● **Records to use**:

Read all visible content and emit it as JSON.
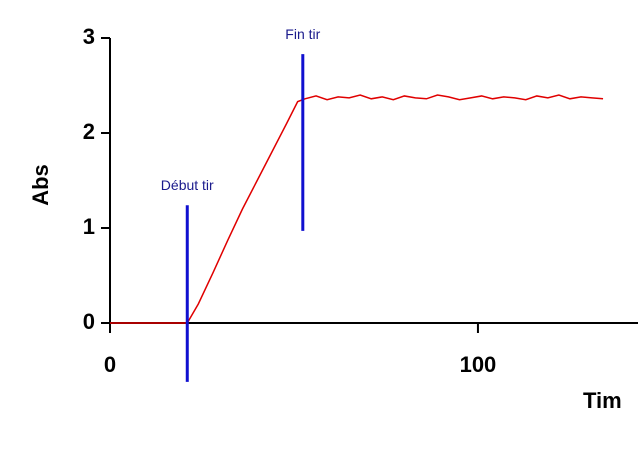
{
  "chart_data": {
    "type": "line",
    "ylabel": "Abs",
    "xlabel": "Tim",
    "x": [
      0,
      21,
      24,
      28,
      32,
      36,
      40,
      44,
      48,
      51,
      53,
      56,
      59,
      62,
      65,
      68,
      71,
      74,
      77,
      80,
      83,
      86,
      89,
      92,
      95,
      98,
      101,
      104,
      107,
      110,
      113,
      116,
      119,
      122,
      125,
      128,
      131,
      134
    ],
    "series": [
      {
        "name": "Abs",
        "color": "#e00000",
        "values": [
          0,
          0,
          0.2,
          0.53,
          0.87,
          1.2,
          1.5,
          1.8,
          2.1,
          2.33,
          2.36,
          2.39,
          2.35,
          2.38,
          2.37,
          2.4,
          2.36,
          2.38,
          2.35,
          2.39,
          2.37,
          2.36,
          2.4,
          2.38,
          2.35,
          2.37,
          2.39,
          2.36,
          2.38,
          2.37,
          2.35,
          2.39,
          2.37,
          2.4,
          2.36,
          2.38,
          2.37,
          2.36
        ]
      }
    ],
    "markers": [
      {
        "label": "Début tir",
        "x": 21,
        "ymin": -0.62,
        "ymax": 1.24,
        "color": "#1010d0"
      },
      {
        "label": "Fin tir",
        "x": 52.4,
        "ymin": 0.97,
        "ymax": 2.83,
        "color": "#1010d0"
      }
    ],
    "xlim": [
      0,
      143.5
    ],
    "ylim": [
      0,
      3
    ],
    "xticks": [
      0,
      100
    ],
    "yticks": [
      0,
      1,
      2,
      3
    ]
  }
}
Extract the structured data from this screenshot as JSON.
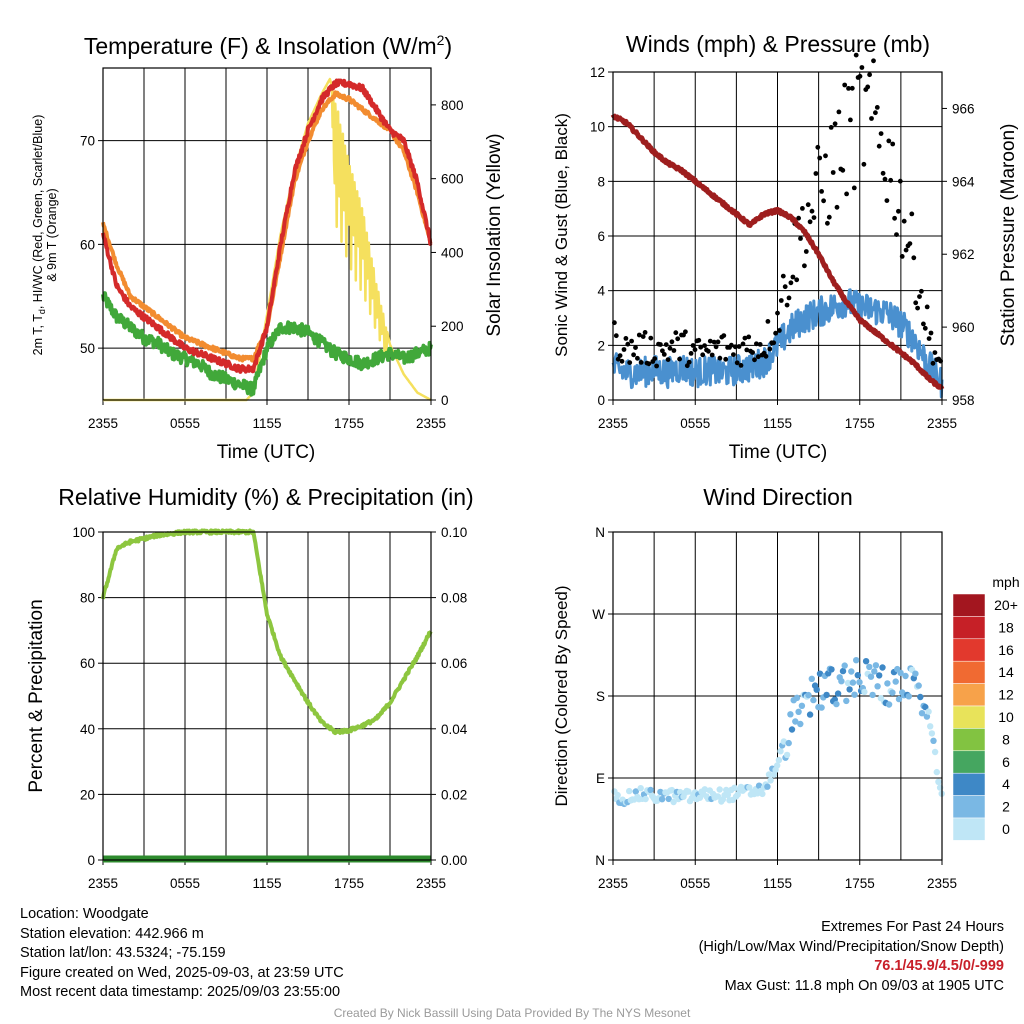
{
  "panels": {
    "temperature": {
      "title_main": "Temperature (F) & Insolation (W/m",
      "title_sup": "2",
      "title_end": ")",
      "ylabel_left_1_parts": [
        "2m T, T",
        "d",
        ", HI/WC (Red, Green, Scarlet/Blue)"
      ],
      "ylabel_left_2": "& 9m T (Orange)",
      "ylabel_right": "Solar Insolation (Yellow)",
      "xlabel": "Time (UTC)"
    },
    "winds": {
      "title": "Winds (mph) & Pressure (mb)",
      "ylabel_left": "Sonic Wind & Gust (Blue, Black)",
      "ylabel_right": "Station Pressure (Maroon)",
      "xlabel": "Time (UTC)"
    },
    "humidity": {
      "title": "Relative Humidity (%) & Precipitation (in)",
      "ylabel_left": "Percent & Precipitation"
    },
    "direction": {
      "title": "Wind Direction",
      "ylabel_left": "Direction (Colored By Speed)",
      "colorbar_title": "mph",
      "colorbar_labels": [
        "20+",
        "18",
        "16",
        "14",
        "12",
        "10",
        "8",
        "6",
        "4",
        "2",
        "0"
      ],
      "colorbar_colors": [
        "#a3161f",
        "#c62027",
        "#e2392d",
        "#f06a32",
        "#f7a24a",
        "#e8e35a",
        "#82c341",
        "#45a660",
        "#3e88c6",
        "#7ab8e4",
        "#bfe6f6"
      ]
    }
  },
  "chart_data": [
    {
      "type": "line",
      "title": "Temperature (F) & Insolation (W/m2)",
      "xlabel": "Time (UTC)",
      "x_ticks": [
        "2355",
        "0555",
        "1155",
        "1755",
        "2355"
      ],
      "ylim": [
        45,
        77
      ],
      "y_ticks": [
        50,
        60,
        70
      ],
      "y2lim": [
        0,
        900
      ],
      "y2_ticks": [
        0,
        200,
        400,
        600,
        800
      ],
      "series": [
        {
          "name": "2m T",
          "color": "#d42a2a",
          "x_hours": [
            0,
            1,
            2,
            3,
            4,
            5,
            6,
            7,
            8,
            9,
            10,
            11,
            12,
            13,
            14,
            15,
            16,
            17,
            18,
            19,
            20,
            21,
            22,
            23,
            24
          ],
          "values": [
            61,
            56,
            54,
            53,
            52,
            51,
            50,
            49.5,
            49,
            48.5,
            48,
            48,
            52,
            60,
            67,
            71,
            74,
            75.5,
            75.5,
            75,
            73,
            71,
            70,
            66,
            60
          ]
        },
        {
          "name": "9m T",
          "color": "#f28c30",
          "x_hours": [
            0,
            1,
            2,
            3,
            4,
            5,
            6,
            7,
            8,
            9,
            10,
            11,
            12,
            13,
            14,
            15,
            16,
            17,
            18,
            19,
            20,
            21,
            22,
            23,
            24
          ],
          "values": [
            62,
            58,
            55,
            54,
            53,
            52,
            51,
            50.5,
            50,
            49.5,
            49,
            49,
            52,
            59,
            66,
            70,
            73,
            74.5,
            74,
            73,
            72,
            71,
            69,
            65,
            60
          ]
        },
        {
          "name": "Td",
          "color": "#41a83a",
          "x_hours": [
            0,
            1,
            2,
            3,
            4,
            5,
            6,
            7,
            8,
            9,
            10,
            11,
            12,
            13,
            14,
            15,
            16,
            17,
            18,
            19,
            20,
            21,
            22,
            23,
            24
          ],
          "values": [
            55,
            53,
            52,
            51,
            50.5,
            49.5,
            49,
            48.5,
            47.5,
            47,
            46.5,
            46,
            50,
            52,
            52,
            51.5,
            50.5,
            49.5,
            49,
            48.5,
            49,
            49.5,
            49,
            49.5,
            50
          ]
        },
        {
          "name": "Solar Insolation",
          "axis": "right",
          "color": "#f5e05e",
          "x_hours": [
            0,
            10.5,
            11,
            12,
            13,
            14,
            15,
            16,
            16.6,
            17,
            18,
            19,
            20,
            21,
            22,
            23,
            24
          ],
          "values": [
            0,
            0,
            20,
            230,
            450,
            620,
            750,
            830,
            870,
            820,
            650,
            520,
            320,
            150,
            70,
            20,
            0
          ]
        }
      ]
    },
    {
      "type": "line",
      "title": "Winds (mph) & Pressure (mb)",
      "xlabel": "Time (UTC)",
      "x_ticks": [
        "2355",
        "0555",
        "1155",
        "1755",
        "2355"
      ],
      "ylim": [
        0,
        12
      ],
      "y_ticks": [
        0,
        2,
        4,
        6,
        8,
        10,
        12
      ],
      "y2lim": [
        958,
        967
      ],
      "y2_ticks": [
        958,
        960,
        962,
        964,
        966
      ],
      "series": [
        {
          "name": "Sonic Wind",
          "color": "#4a90cf",
          "x_hours": [
            0,
            1,
            2,
            3,
            4,
            5,
            6,
            7,
            8,
            9,
            10,
            11,
            12,
            13,
            14,
            15,
            16,
            17,
            18,
            19,
            20,
            21,
            22,
            23,
            24
          ],
          "values": [
            1.2,
            1.0,
            1.0,
            1.1,
            1.0,
            1.2,
            1.0,
            1.1,
            1.0,
            1.1,
            1.2,
            1.4,
            2.0,
            2.6,
            3.0,
            3.2,
            3.4,
            3.6,
            3.4,
            3.3,
            3.2,
            2.8,
            2.2,
            1.3,
            0.6
          ]
        },
        {
          "name": "Gust",
          "color": "#000000",
          "x_hours": [
            0,
            1,
            2,
            3,
            4,
            5,
            6,
            7,
            8,
            9,
            10,
            11,
            12,
            13,
            14,
            15,
            16,
            17,
            18,
            19,
            20,
            21,
            22,
            23,
            24
          ],
          "values": [
            2.3,
            1.8,
            1.9,
            1.8,
            1.9,
            2.0,
            1.7,
            1.8,
            1.9,
            1.8,
            2.0,
            2.0,
            3.0,
            5.0,
            6.5,
            7.5,
            8.5,
            9.5,
            10.5,
            10.0,
            9.0,
            7.0,
            5.0,
            2.5,
            1.0
          ]
        },
        {
          "name": "Station Pressure",
          "axis": "right",
          "color": "#9e1e1e",
          "x_hours": [
            0,
            1,
            2,
            3,
            4,
            5,
            6,
            7,
            8,
            9,
            10,
            11,
            12,
            13,
            14,
            15,
            16,
            17,
            18,
            19,
            20,
            21,
            22,
            23,
            24
          ],
          "values": [
            965.8,
            965.6,
            965.2,
            964.8,
            964.5,
            964.3,
            964.0,
            963.7,
            963.4,
            963.1,
            962.8,
            963.1,
            963.2,
            963.0,
            962.6,
            962.0,
            961.3,
            960.7,
            960.2,
            959.9,
            959.6,
            959.3,
            959.0,
            958.6,
            958.3
          ]
        }
      ]
    },
    {
      "type": "line",
      "title": "Relative Humidity (%) & Precipitation (in)",
      "x_ticks": [
        "2355",
        "0555",
        "1155",
        "1755",
        "2355"
      ],
      "ylim": [
        0,
        100
      ],
      "y_ticks": [
        0,
        20,
        40,
        60,
        80,
        100
      ],
      "y2lim": [
        0,
        0.1
      ],
      "y2_ticks": [
        "0.00",
        "0.02",
        "0.04",
        "0.06",
        "0.08",
        "0.10"
      ],
      "series": [
        {
          "name": "Relative Humidity",
          "color": "#8dc63f",
          "x_hours": [
            0,
            1,
            2,
            3,
            4,
            5,
            6,
            7,
            8,
            9,
            10,
            11,
            12,
            13,
            14,
            15,
            16,
            17,
            18,
            19,
            20,
            21,
            22,
            23,
            24
          ],
          "values": [
            80,
            95,
            97,
            98,
            99,
            99.5,
            100,
            100,
            100,
            100,
            100,
            100,
            75,
            62,
            55,
            48,
            42,
            39,
            39.5,
            41,
            43,
            48,
            55,
            62,
            70
          ]
        },
        {
          "name": "Precipitation",
          "axis": "right",
          "color": "#2e8b2e",
          "x_hours": [
            0,
            24
          ],
          "values": [
            0,
            0
          ]
        }
      ]
    },
    {
      "type": "scatter",
      "title": "Wind Direction",
      "x_ticks": [
        "2355",
        "0555",
        "1155",
        "1755",
        "2355"
      ],
      "y_ticks": [
        "N",
        "E",
        "S",
        "W",
        "N"
      ],
      "ylim": [
        0,
        360
      ],
      "colorbar": {
        "title": "mph",
        "levels": [
          0,
          2,
          4,
          6,
          8,
          10,
          12,
          14,
          16,
          18,
          20
        ]
      },
      "x_hours": [
        0,
        1,
        2,
        3,
        4,
        5,
        6,
        7,
        8,
        9,
        10,
        11,
        12,
        13,
        14,
        15,
        16,
        17,
        18,
        19,
        20,
        21,
        22,
        23,
        24
      ],
      "values": [
        70,
        68,
        72,
        70,
        71,
        69,
        70,
        72,
        71,
        73,
        75,
        78,
        105,
        150,
        180,
        185,
        190,
        195,
        200,
        195,
        190,
        195,
        185,
        160,
        65
      ]
    }
  ],
  "info": {
    "location": "Location: Woodgate",
    "elevation": "Station elevation: 442.966 m",
    "latlon": "Station lat/lon: 43.5324; -75.159",
    "created": "Figure created on Wed, 2025-09-03, at 23:59 UTC",
    "recent": "Most recent data timestamp: 2025/09/03 23:55:00"
  },
  "extremes": {
    "title": "Extremes For Past 24 Hours",
    "subtitle": "(High/Low/Max Wind/Precipitation/Snow Depth)",
    "values": "76.1/45.9/4.5/0/-999",
    "max_gust": "Max Gust: 11.8 mph On 09/03 at 1905 UTC",
    "values_color": "#c8202a"
  },
  "footer": "Created By Nick Bassill Using Data Provided By The NYS Mesonet"
}
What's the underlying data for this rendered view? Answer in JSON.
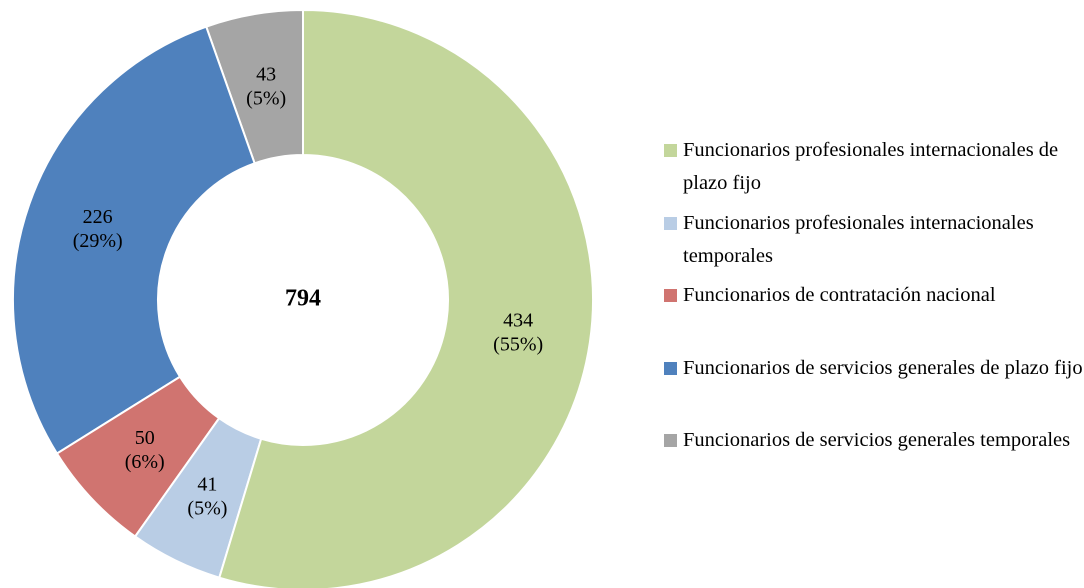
{
  "chart_data": {
    "type": "donut",
    "total": 794,
    "categories": [
      "Funcionarios profesionales internacionales de plazo fijo",
      "Funcionarios profesionales internacionales temporales",
      "Funcionarios de contratación nacional",
      "Funcionarios de servicios generales de plazo fijo",
      "Funcionarios de servicios generales temporales"
    ],
    "values": [
      434,
      41,
      50,
      226,
      43
    ],
    "value_labels": [
      "434 (55%)",
      "41 (5%)",
      "50 (6%)",
      "226 (29%)",
      "43 (5%)"
    ],
    "colors": [
      "#c3d69b",
      "#b9cde5",
      "#d07470",
      "#4f81bd",
      "#a5a5a5"
    ],
    "legend": "right"
  }
}
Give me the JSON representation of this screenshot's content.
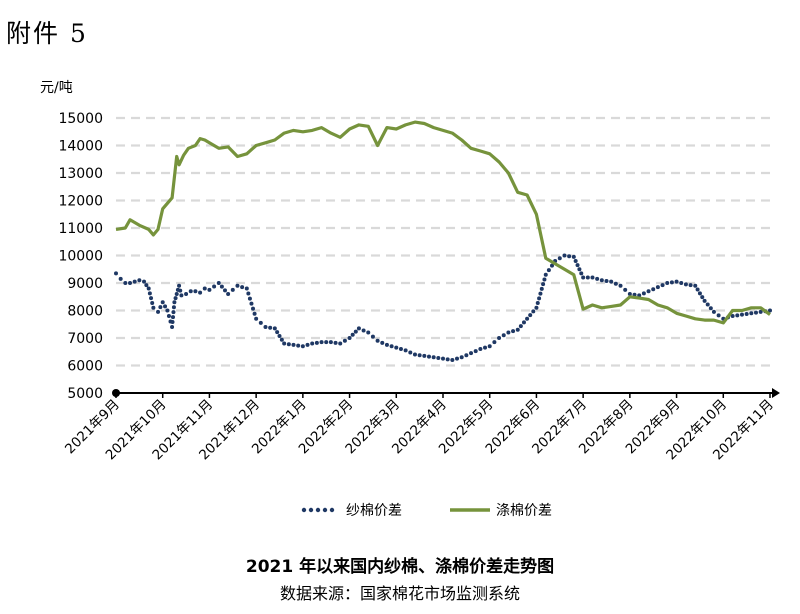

● **Your goal**:
Pick out every line with the string "Insolation" and copy it.

● **Full solution**:
      "title_main": "Temperature (F) & Insolation (W/m",
      "ylabel_right": "Solar Insolation (Yellow)",
      "title": "Temperature (F) & Insolation (W/m2)",
          "name": "Solar Insolation",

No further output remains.